• **Stored rows**
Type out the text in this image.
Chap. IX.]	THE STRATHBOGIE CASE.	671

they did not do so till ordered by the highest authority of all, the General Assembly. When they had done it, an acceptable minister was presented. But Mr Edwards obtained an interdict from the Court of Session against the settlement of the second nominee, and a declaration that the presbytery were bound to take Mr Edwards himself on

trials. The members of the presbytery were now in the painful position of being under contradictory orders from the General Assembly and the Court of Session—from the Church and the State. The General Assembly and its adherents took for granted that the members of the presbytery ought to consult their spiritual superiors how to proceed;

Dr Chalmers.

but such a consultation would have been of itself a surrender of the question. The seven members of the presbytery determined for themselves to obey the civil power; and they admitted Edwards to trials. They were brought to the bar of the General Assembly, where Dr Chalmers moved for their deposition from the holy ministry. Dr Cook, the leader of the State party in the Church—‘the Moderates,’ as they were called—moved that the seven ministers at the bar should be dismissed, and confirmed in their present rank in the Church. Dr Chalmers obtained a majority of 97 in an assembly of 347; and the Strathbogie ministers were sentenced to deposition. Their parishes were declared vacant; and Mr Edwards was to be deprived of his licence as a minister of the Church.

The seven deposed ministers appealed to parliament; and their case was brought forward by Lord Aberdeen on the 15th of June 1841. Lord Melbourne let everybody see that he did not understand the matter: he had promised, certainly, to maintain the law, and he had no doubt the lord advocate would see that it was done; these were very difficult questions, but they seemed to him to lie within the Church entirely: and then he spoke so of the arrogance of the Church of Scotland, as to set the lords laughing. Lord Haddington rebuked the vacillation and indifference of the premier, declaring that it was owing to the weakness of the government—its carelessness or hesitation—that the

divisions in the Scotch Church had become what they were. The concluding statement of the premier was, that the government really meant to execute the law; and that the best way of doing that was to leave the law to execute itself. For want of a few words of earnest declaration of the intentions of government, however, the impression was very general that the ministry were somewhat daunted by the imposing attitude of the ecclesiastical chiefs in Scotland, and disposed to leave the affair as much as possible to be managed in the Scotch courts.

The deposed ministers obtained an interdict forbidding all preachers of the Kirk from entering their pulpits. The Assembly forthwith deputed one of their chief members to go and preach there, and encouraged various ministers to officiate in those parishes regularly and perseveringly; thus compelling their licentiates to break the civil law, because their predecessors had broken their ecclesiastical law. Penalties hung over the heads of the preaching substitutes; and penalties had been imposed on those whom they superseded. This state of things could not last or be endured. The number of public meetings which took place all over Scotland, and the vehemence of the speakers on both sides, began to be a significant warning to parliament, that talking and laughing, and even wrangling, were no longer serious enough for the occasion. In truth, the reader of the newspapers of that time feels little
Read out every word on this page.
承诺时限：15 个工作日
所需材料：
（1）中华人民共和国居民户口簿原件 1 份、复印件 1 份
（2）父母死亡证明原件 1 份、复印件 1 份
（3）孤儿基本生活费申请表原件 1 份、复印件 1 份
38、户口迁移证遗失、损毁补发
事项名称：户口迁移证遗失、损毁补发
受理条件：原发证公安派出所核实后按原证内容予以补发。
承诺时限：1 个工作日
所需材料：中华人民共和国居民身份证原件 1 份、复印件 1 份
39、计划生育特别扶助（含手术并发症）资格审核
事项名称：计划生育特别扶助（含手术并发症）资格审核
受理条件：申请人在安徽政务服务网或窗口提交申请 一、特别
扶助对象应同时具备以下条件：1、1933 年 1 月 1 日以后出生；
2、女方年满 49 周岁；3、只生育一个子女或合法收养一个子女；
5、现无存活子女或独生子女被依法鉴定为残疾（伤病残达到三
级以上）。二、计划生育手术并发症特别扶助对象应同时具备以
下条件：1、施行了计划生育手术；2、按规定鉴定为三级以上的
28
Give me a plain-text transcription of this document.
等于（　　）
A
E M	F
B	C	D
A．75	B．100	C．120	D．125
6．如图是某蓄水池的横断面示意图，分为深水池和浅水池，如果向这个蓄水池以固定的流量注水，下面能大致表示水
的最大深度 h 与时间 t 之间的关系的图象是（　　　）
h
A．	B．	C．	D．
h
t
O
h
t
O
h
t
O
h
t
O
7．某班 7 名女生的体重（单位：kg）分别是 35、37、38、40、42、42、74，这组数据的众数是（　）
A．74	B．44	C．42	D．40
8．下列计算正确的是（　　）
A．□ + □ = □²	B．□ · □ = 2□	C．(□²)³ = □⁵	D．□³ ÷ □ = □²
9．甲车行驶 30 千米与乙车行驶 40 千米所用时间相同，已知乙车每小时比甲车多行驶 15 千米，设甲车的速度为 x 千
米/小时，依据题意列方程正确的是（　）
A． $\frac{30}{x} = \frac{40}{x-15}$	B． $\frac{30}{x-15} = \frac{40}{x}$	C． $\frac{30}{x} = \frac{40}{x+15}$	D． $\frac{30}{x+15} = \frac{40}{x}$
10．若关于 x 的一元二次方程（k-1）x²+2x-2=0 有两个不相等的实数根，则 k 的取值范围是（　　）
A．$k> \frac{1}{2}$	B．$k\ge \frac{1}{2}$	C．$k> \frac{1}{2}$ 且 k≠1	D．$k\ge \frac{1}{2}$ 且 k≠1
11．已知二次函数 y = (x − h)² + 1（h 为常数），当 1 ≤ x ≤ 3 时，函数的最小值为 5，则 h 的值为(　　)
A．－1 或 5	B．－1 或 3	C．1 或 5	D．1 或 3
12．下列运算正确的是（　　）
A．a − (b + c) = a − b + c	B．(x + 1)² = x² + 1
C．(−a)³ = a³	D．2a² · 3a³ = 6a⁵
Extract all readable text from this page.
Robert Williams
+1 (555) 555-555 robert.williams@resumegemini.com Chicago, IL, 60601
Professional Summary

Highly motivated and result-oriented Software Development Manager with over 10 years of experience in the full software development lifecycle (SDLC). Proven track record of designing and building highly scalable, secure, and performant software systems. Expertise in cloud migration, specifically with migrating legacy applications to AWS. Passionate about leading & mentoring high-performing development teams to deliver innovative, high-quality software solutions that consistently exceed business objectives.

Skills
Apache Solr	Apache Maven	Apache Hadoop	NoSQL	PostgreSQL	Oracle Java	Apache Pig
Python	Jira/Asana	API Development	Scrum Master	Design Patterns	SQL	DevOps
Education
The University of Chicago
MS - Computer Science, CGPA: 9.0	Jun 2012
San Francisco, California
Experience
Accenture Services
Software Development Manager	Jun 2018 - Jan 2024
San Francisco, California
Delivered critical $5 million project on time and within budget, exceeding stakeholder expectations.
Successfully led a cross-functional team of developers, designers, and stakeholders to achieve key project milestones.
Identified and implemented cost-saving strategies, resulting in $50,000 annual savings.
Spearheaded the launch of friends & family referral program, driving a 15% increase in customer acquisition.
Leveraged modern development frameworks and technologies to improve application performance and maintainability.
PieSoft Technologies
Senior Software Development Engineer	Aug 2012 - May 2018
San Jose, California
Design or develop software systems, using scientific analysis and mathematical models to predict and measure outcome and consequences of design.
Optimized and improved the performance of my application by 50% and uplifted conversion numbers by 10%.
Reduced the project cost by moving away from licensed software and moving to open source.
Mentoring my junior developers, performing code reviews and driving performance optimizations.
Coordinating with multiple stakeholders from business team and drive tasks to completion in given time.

• **Task details**
Word for word, extract all the records.

• **Solved problem**
Type out the text in this image.
Chap. IX.]	THE STRATHBOGIE CASE.	671

they did not do so till ordered by the highest authority of all, the General Assembly. When they had done it, an acceptable minister was presented. But Mr Edwards obtained an interdict from the Court of Session against the settlement of the second nominee, and a declaration that the presbytery were bound to take Mr Edwards himself on

trials. The members of the presbytery were now in the painful position of being under contradictory orders from the General Assembly and the Court of Session—from the Church and the State. The General Assembly and its adherents took for granted that the members of the presbytery ought to consult their spiritual superiors how to proceed;

Dr Chalmers.

but such a consultation would have been of itself a surrender of the question. The seven members of the presbytery determined for themselves to obey the civil power; and they admitted Edwards to trials. They were brought to the bar of the General Assembly, where Dr Chalmers moved for their deposition from the holy ministry. Dr Cook, the leader of the State party in the Church—‘the Moderates,’ as they were called—moved that the seven ministers at the bar should be dismissed, and confirmed in their present rank in the Church. Dr Chalmers obtained a majority of 97 in an assembly of 347; and the Strathbogie ministers were sentenced to deposition. Their parishes were declared vacant; and Mr Edwards was to be deprived of his licence as a minister of the Church.

The seven deposed ministers appealed to parliament; and their case was brought forward by Lord Aberdeen on the 15th of June 1841. Lord Melbourne let everybody see that he did not understand the matter: he had promised, certainly, to maintain the law, and he had no doubt the lord advocate would see that it was done; these were very difficult questions, but they seemed to him to lie within the Church entirely: and then he spoke so of the arrogance of the Church of Scotland, as to set the lords laughing. Lord Haddington rebuked the vacillation and indifference of the premier, declaring that it was owing to the weakness of the government—its carelessness or hesitation—that the

divisions in the Scotch Church had become what they were. The concluding statement of the premier was, that the government really meant to execute the law; and that the best way of doing that was to leave the law to execute itself. For want of a few words of earnest declaration of the intentions of government, however, the impression was very general that the ministry were somewhat daunted by the imposing attitude of the ecclesiastical chiefs in Scotland, and disposed to leave the affair as much as possible to be managed in the Scotch courts.

The deposed ministers obtained an interdict forbidding all preachers of the Kirk from entering their pulpits. The Assembly forthwith deputed one of their chief members to go and preach there, and encouraged various ministers to officiate in those parishes regularly and perseveringly; thus compelling their licentiates to break the civil law, because their predecessors had broken their ecclesiastical law. Penalties hung over the heads of the preaching substitutes; and penalties had been imposed on those whom they superseded. This state of things could not last or be endured. The number of public meetings which took place all over Scotland, and the vehemence of the speakers on both sides, began to be a significant warning to parliament, that talking and laughing, and even wrangling, were no longer serious enough for the occasion. In truth, the reader of the newspapers of that time feels little
Read out every word on this page.
承诺时限：15 个工作日
所需材料：
（1）中华人民共和国居民户口簿原件 1 份、复印件 1 份
（2）父母死亡证明原件 1 份、复印件 1 份
（3）孤儿基本生活费申请表原件 1 份、复印件 1 份
38、户口迁移证遗失、损毁补发
事项名称：户口迁移证遗失、损毁补发
受理条件：原发证公安派出所核实后按原证内容予以补发。
承诺时限：1 个工作日
所需材料：中华人民共和国居民身份证原件 1 份、复印件 1 份
39、计划生育特别扶助（含手术并发症）资格审核
事项名称：计划生育特别扶助（含手术并发症）资格审核
受理条件：申请人在安徽政务服务网或窗口提交申请 一、特别
扶助对象应同时具备以下条件：1、1933 年 1 月 1 日以后出生；
2、女方年满 49 周岁；3、只生育一个子女或合法收养一个子女；
5、现无存活子女或独生子女被依法鉴定为残疾（伤病残达到三
级以上）。二、计划生育手术并发症特别扶助对象应同时具备以
下条件：1、施行了计划生育手术；2、按规定鉴定为三级以上的
28
Give me a plain-text transcription of this document.
等于（　　）
A
E M	F
B	C	D
A．75	B．100	C．120	D．125
6．如图是某蓄水池的横断面示意图，分为深水池和浅水池，如果向这个蓄水池以固定的流量注水，下面能大致表示水
的最大深度 h 与时间 t 之间的关系的图象是（　　　）
h
A．	B．	C．	D．
h
t
O
h
t
O
h
t
O
h
t
O
7．某班 7 名女生的体重（单位：kg）分别是 35、37、38、40、42、42、74，这组数据的众数是（　）
A．74	B．44	C．42	D．40
8．下列计算正确的是（　　）
A．□ + □ = □²	B．□ · □ = 2□	C．(□²)³ = □⁵	D．□³ ÷ □ = □²
9．甲车行驶 30 千米与乙车行驶 40 千米所用时间相同，已知乙车每小时比甲车多行驶 15 千米，设甲车的速度为 x 千
米/小时，依据题意列方程正确的是（　）
A． $\frac{30}{x} = \frac{40}{x-15}$	B． $\frac{30}{x-15} = \frac{40}{x}$	C． $\frac{30}{x} = \frac{40}{x+15}$	D． $\frac{30}{x+15} = \frac{40}{x}$
10．若关于 x 的一元二次方程（k-1）x²+2x-2=0 有两个不相等的实数根，则 k 的取值范围是（　　）
A．$k> \frac{1}{2}$	B．$k\ge \frac{1}{2}$	C．$k> \frac{1}{2}$ 且 k≠1	D．$k\ge \frac{1}{2}$ 且 k≠1
11．已知二次函数 y = (x − h)² + 1（h 为常数），当 1 ≤ x ≤ 3 时，函数的最小值为 5，则 h 的值为(　　)
A．－1 或 5	B．－1 或 3	C．1 或 5	D．1 或 3
12．下列运算正确的是（　　）
A．a − (b + c) = a − b + c	B．(x + 1)² = x² + 1
C．(−a)³ = a³	D．2a² · 3a³ = 6a⁵
Extract all readable text from this page.
Robert Williams
+1 (555) 555-555 robert.williams@resumegemini.com Chicago, IL, 60601
Professional Summary

Highly motivated and result-oriented Software Development Manager with over 10 years of experience in the full software development lifecycle (SDLC). Proven track record of designing and building highly scalable, secure, and performant software systems. Expertise in cloud migration, specifically with migrating legacy applications to AWS. Passionate about leading & mentoring high-performing development teams to deliver innovative, high-quality software solutions that consistently exceed business objectives.

Skills
Apache Solr	Apache Maven	Apache Hadoop	NoSQL	PostgreSQL	Oracle Java	Apache Pig
Python	Jira/Asana	API Development	Scrum Master	Design Patterns	SQL	DevOps
Education
The University of Chicago
MS - Computer Science, CGPA: 9.0	Jun 2012
San Francisco, California
Experience
Accenture Services
Software Development Manager	Jun 2018 - Jan 2024
San Francisco, California
Delivered critical $5 million project on time and within budget, exceeding stakeholder expectations.
Successfully led a cross-functional team of developers, designers, and stakeholders to achieve key project milestones.
Identified and implemented cost-saving strategies, resulting in $50,000 annual savings.
Spearheaded the launch of friends & family referral program, driving a 15% increase in customer acquisition.
Leveraged modern development frameworks and technologies to improve application performance and maintainability.
PieSoft Technologies
Senior Software Development Engineer	Aug 2012 - May 2018
San Jose, California
Design or develop software systems, using scientific analysis and mathematical models to predict and measure outcome and consequences of design.
Optimized and improved the performance of my application by 50% and uplifted conversion numbers by 10%.
Reduced the project cost by moving away from licensed software and moving to open source.
Mentoring my junior developers, performing code reviews and driving performance optimizations.
Coordinating with multiple stakeholders from business team and drive tasks to completion in given time.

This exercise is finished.